*What this task involves:* Count lines holding the string "função" in the data that follows. Reply with one number only.
┌─ Records for this task
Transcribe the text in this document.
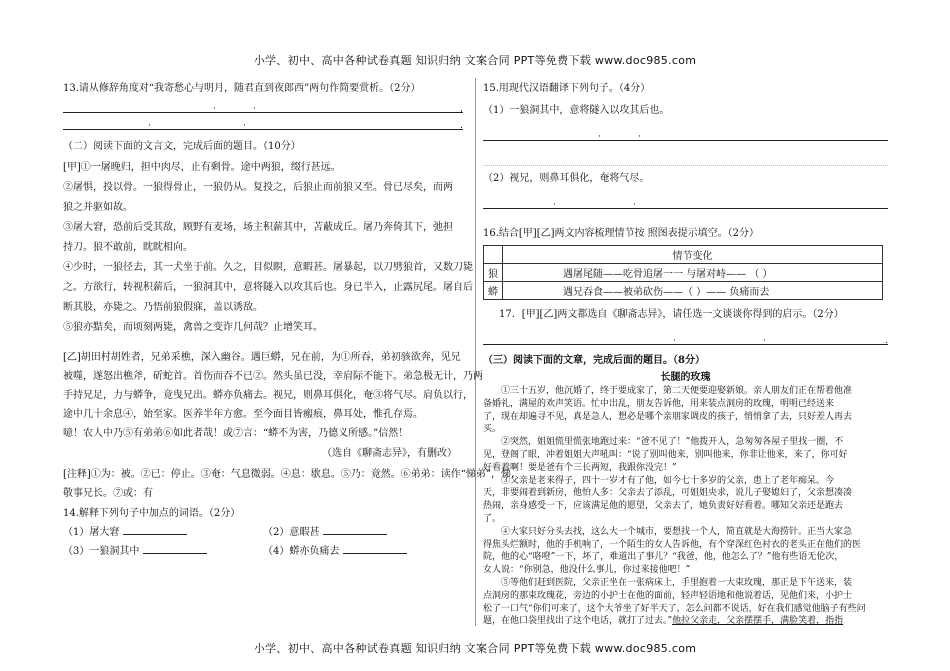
小学、初中、高中各种试卷真题 知识归纳 文案合同 PPT等免费下载 www.doc985.com
13.请从修辞角度对“我寄愁心与明月，随君直到夜郎西”两句作简要赏析。（2分）
·	·	,
·	·	.
（二）阅读下面的文言文，完成后面的题目。（10分）
[甲]①一屠晚归，担中肉尽，止有剩骨。途中两狼，缀行甚远。
②屠惧，投以骨。一狼得骨止，一狼仍从。复投之，后狼止而前狼又至。骨已尽矣，而两
狼之并驱如故。
③屠大窘，恐前后受其敌，顾野有麦场，场主积薪其中，苫蔽成丘。屠乃奔倚其下，弛担
持刀。狼不敢前，眈眈相向。
④少时，一狼径去，其一犬坐于前。久之，目似瞑，意暇甚。屠暴起，以刀劈狼首，又数刀毙
之。方欲行，转视积薪后，一狼洞其中，意将隧入以攻其后也。身已半入，止露尻尾。屠自后
断其股，亦毙之。乃悟前狼假寐，盖以诱敌。
⑤狼亦黠矣，而顷刻两毙，禽兽之变诈几何哉？止增笑耳。
[乙]胡田村胡姓者，兄弟采樵，深入幽谷。遇巨蟒，兄在前，为①所吞，弟初骇欲奔，见兄
被噬，遂怒出樵斧，斫蛇首。首伤而吞不已②。然头虽已没，幸肩际不能下。弟急极无计，乃两
手持兄足，力与蟒争，竟曳兄出。蟒亦负痛去。视兄，则鼻耳俱化，奄③将气尽。肩负以行，
途中几十余息④，始至家。医养半年方愈。至今面目皆瘢痕，鼻耳处，惟孔存焉。
噫！农人中乃⑤有弟弟⑥如此者哉！或⑦言：“蟒不为害，乃德义所感。”信然！
（选自《聊斋志异》，有删改）
[注释]①为：被。②已：停止。③奄：气息微弱。④息：歇息。⑤乃：竟然。⑥弟弟：读作“悌弟”，悌，
敬事兄长。⑦或：有
14.解释下列句子中加点的词语。（2分）
（1）屠大窘	（2）意暇甚
（3）一狼洞其中	（4）蟒亦负痛去
15.用现代汉语翻译下列句子。（4分）
（1）一狼洞其中，意将隧入以攻其后也。
·	·
（2）视兄，则鼻耳俱化，奄将气尽。
·	·
16.结合[甲][乙]两文内容梳理情节按 照图表提示填空。（2分）
	情节变化
狼	遇屠尾随——吃骨追屠一一 与屠对峙—— （ ）
蟒	遇兄吞食——被弟砍伤——（ ）—— 负痛而去
17．[甲][乙]两文都选自《聊斋志异》，请任选一文谈谈你得到的启示。（2分）
·	·	.
（三）阅读下面的文章，完成后面的题目。（8分）
长腿的玫瑰
①三十五岁，他沉婚了，终于要成家了，第二天便要迎娶新娘。亲人朋友们正在帮着他准
备婚礼，满屋的欢声笑语。忙中出乱，朋友告诉他，用来装点洞房的玫瑰，明明已经送来
了，现在却遍寻不见，真是急人，想必是哪个亲朋家调皮的孩子，悄悄拿了去，只好差人再去
买。
②突然，姐姐慌里慌张地跑过来：“爸不见了！”他拨开人，急匆匆各屋子里找一圈，不
见，登阁了眼，冲着姐姐大声吼叫：“说了别叫他来，别叫他来，你非让他来，来了，你可好
好看着啊！要是爸有个三长两短，我跟你没完！”
③父亲是老来得子，四十一岁才有了他，如今七十多岁的父亲，患上了老年痴呆。今
天，非要闹着到新房，他怕人多：父亲去了添乱，可姐姐央求，说儿子娶媳妇了，父亲想凑凑
热闹，亲身感受一下，应该满足他的愿望，父亲去了，她负责好好看着。哪知父亲还是跑去
了。
④大家只好分头去找，这么大一个城市，要想找一个人，简直就是大海捞针。正当大家急
得焦头烂额时，他的手机响了，一个陌生的女人告诉他，有个穿深红色衬衣的老头正在他们的医
院，他的心“咯噔”一下，坏了，难道出了事儿？“我爸，他，他怎么了？”他有些语无伦次，
女人说：“你别急，他没什么事儿，你过来接他吧！”
⑤等他们赶到医院，父亲正坐在一张病床上，手里抱着一大束玫瑰，那正是下午送来，装
点洞房的那束玫瑰花，旁边的小护士在他的面前，轻声轻语地和他说着话，见他们来，小护士
松了一口气“你们可来了，这个大爷坐了好半天了，怎么问都不说话，好在我们感觉他脑子有些问
题，在他口袋里找出了这个电话，就打了过去。”他拉父亲走，父亲摆摆手，满脸笑着，指指
小学、初中、高中各种试卷真题 知识归纳 文案合同 PPT等免费下载 www.doc985.com
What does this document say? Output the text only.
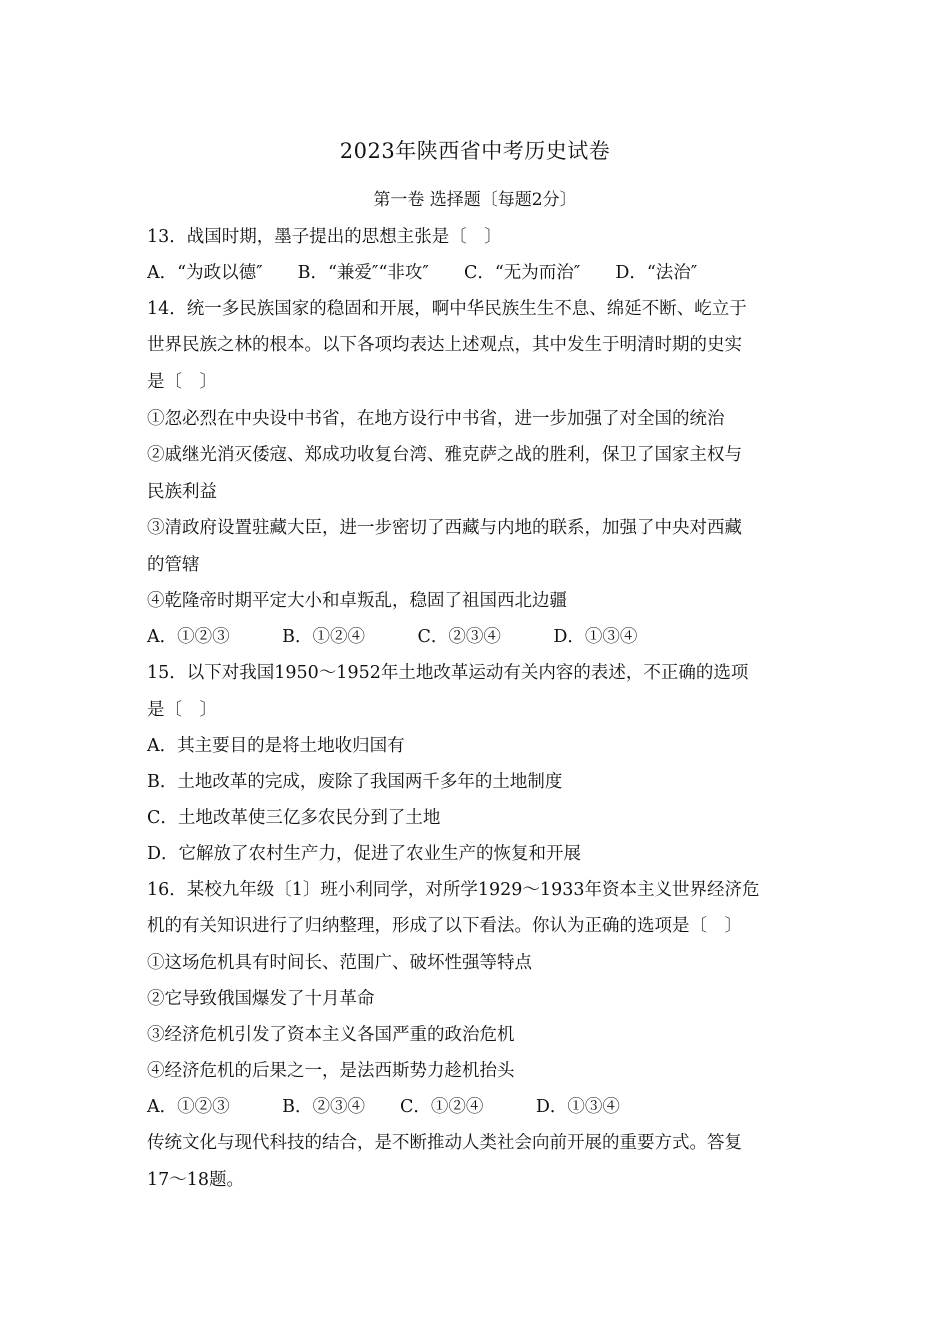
2023年陕西省中考历史试卷
第一卷 选择题〔每题2分〕
13．战国时期，墨子提出的思想主张是〔　〕
A．“为政以德″　　B．“兼爱″“非攻″　　C．“无为而治″　　D．“法治″
14．统一多民族国家的稳固和开展，啊中华民族生生不息、绵延不断、屹立于
世界民族之林的根本。以下各项均表达上述观点，其中发生于明清时期的史实
是〔　〕
①忽必烈在中央设中书省，在地方设行中书省，进一步加强了对全国的统治
②戚继光消灭倭寇、郑成功收复台湾、雅克萨之战的胜利，保卫了国家主权与
民族利益
③清政府设置驻藏大臣，进一步密切了西藏与内地的联系，加强了中央对西藏
的管辖
④乾隆帝时期平定大小和卓叛乱，稳固了祖国西北边疆
A．①②③　　　B．①②④　　　C．②③④　　　D．①③④
15．以下对我国1950～1952年土地改革运动有关内容的表述，不正确的选项
是〔　〕
A．其主要目的是将土地收归国有
B．土地改革的完成，废除了我国两千多年的土地制度
C．土地改革使三亿多农民分到了土地
D．它解放了农村生产力，促进了农业生产的恢复和开展
16．某校九年级〔1〕班小利同学，对所学1929～1933年资本主义世界经济危
机的有关知识进行了归纳整理，形成了以下看法。你认为正确的选项是〔　〕
①这场危机具有时间长、范围广、破坏性强等特点
②它导致俄国爆发了十月革命
③经济危机引发了资本主义各国严重的政治危机
④经济危机的后果之一，是法西斯势力趁机抬头
A．①②③　　　B．②③④　　C．①②④　　　D．①③④
传统文化与现代科技的结合，是不断推动人类社会向前开展的重要方式。答复
17～18题。
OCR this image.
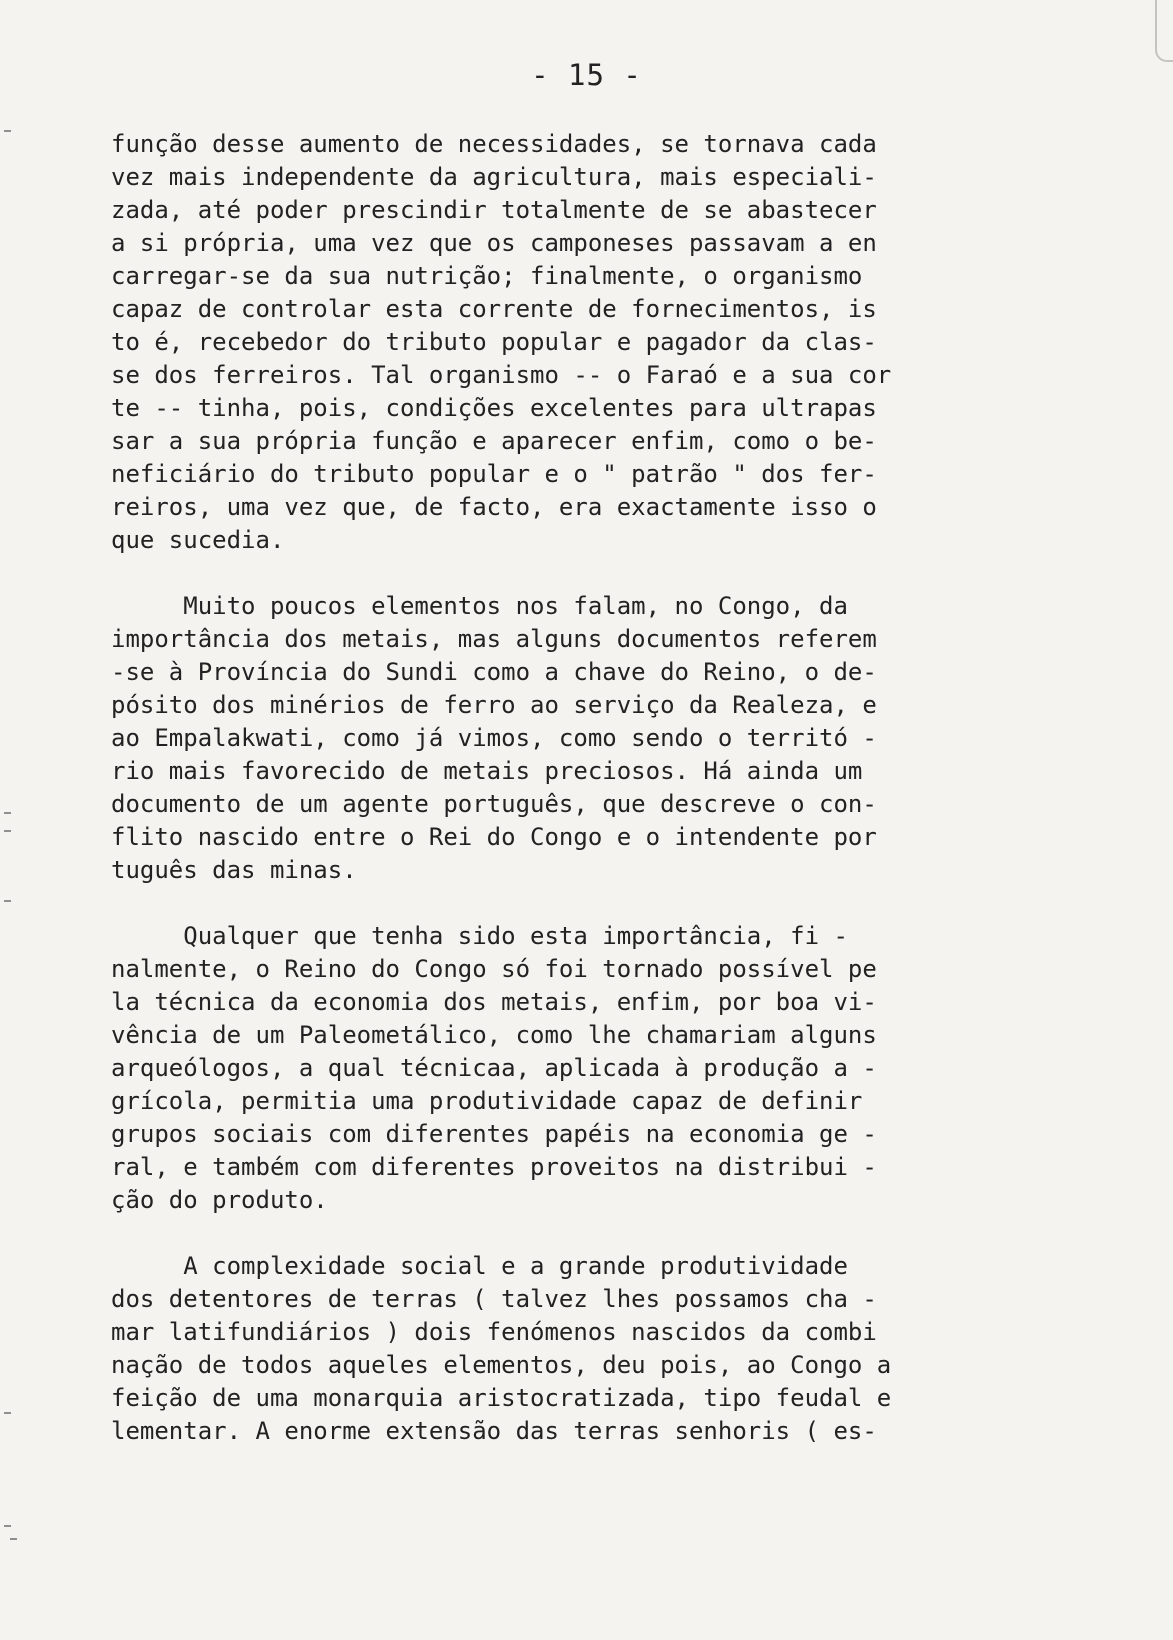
- 15 -
função desse aumento de necessidades, se tornava cada
vez mais independente da agricultura, mais especiali-
zada, até poder prescindir totalmente de se abastecer
a si própria, uma vez que os camponeses passavam a en
carregar-se da sua nutrição; finalmente, o organismo
capaz de controlar esta corrente de fornecimentos, is
to é, recebedor do tributo popular e pagador da clas-
se dos ferreiros. Tal organismo -- o Faraó e a sua cor
te -- tinha, pois, condições excelentes para ultrapas
sar a sua própria função e aparecer enfim, como o be-
neficiário do tributo popular e o " patrão " dos fer-
reiros, uma vez que, de facto, era exactamente isso o
que sucedia.
Muito poucos elementos nos falam, no Congo, da
importância dos metais, mas alguns documentos referem
-se à Província do Sundi como a chave do Reino, o de-
pósito dos minérios de ferro ao serviço da Realeza, e
ao Empalakwati, como já vimos, como sendo o territó -
rio mais favorecido de metais preciosos. Há ainda um
documento de um agente português, que descreve o con-
flito nascido entre o Rei do Congo e o intendente por
tuguês das minas.
Qualquer que tenha sido esta importância, fi -
nalmente, o Reino do Congo só foi tornado possível pe
la técnica da economia dos metais, enfim, por boa vi-
vência de um Paleometálico, como lhe chamariam alguns
arqueólogos, a qual técnicaa, aplicada à produção a -
grícola, permitia uma produtividade capaz de definir
grupos sociais com diferentes papéis na economia ge -
ral, e também com diferentes proveitos na distribui -
ção do produto.
A complexidade social e a grande produtividade
dos detentores de terras ( talvez lhes possamos cha -
mar latifundiários ) dois fenómenos nascidos da combi
nação de todos aqueles elementos, deu pois, ao Congo a
feição de uma monarquia aristocratizada, tipo feudal e
lementar. A enorme extensão das terras senhoris ( es-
└─
*Answer below:* 2